TASK PROMPT =>
Where the word "name" occurs in a line, return that line.
## START RECORDS FOR THIS EXERCISE
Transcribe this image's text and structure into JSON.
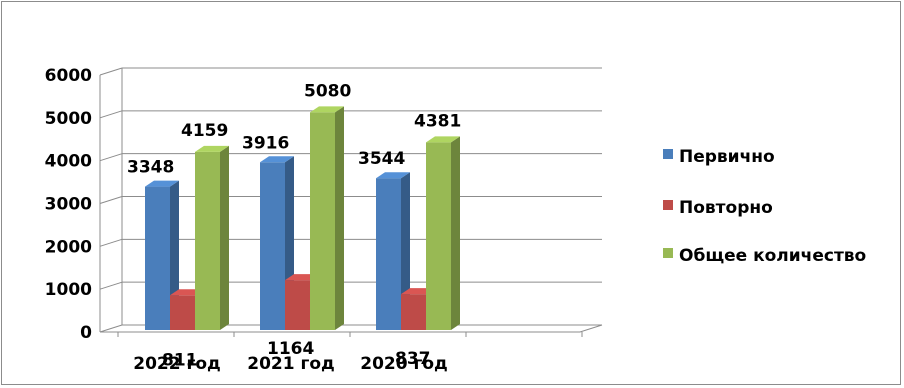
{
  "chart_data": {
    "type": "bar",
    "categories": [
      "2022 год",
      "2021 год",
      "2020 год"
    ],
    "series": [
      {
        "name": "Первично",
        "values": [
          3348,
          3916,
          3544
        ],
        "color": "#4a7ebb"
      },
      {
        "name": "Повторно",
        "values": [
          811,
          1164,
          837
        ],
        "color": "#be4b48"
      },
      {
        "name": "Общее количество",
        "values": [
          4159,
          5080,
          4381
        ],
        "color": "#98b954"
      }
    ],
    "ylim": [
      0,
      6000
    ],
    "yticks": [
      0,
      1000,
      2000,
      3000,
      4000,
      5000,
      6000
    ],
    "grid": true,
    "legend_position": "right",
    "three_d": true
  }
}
## END RECORDS FOR THIS EXERCISE
## START RECORDS FOR THIS EXERCISE
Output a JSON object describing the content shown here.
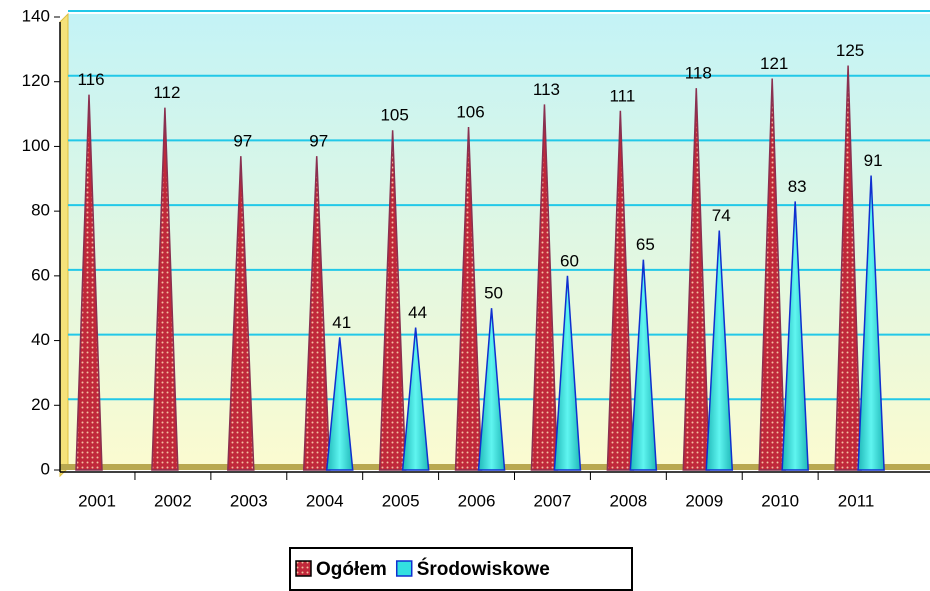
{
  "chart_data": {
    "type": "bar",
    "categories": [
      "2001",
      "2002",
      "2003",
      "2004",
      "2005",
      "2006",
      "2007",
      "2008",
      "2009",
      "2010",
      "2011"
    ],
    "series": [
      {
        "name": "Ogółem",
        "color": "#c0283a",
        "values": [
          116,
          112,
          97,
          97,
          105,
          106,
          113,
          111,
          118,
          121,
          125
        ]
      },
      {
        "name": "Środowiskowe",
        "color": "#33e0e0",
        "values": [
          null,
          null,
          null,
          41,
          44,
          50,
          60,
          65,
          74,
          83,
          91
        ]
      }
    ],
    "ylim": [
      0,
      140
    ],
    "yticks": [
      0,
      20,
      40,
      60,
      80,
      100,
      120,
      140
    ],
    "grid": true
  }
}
## END RECORDS FOR THIS EXERCISE
SOLUTION TO THE PROBLEM =>
        "name": "Первично",
        "name": "Повторно",
        "name": "Общее количество",
        "name": "Ogółem",
        "name": "Środowiskowe",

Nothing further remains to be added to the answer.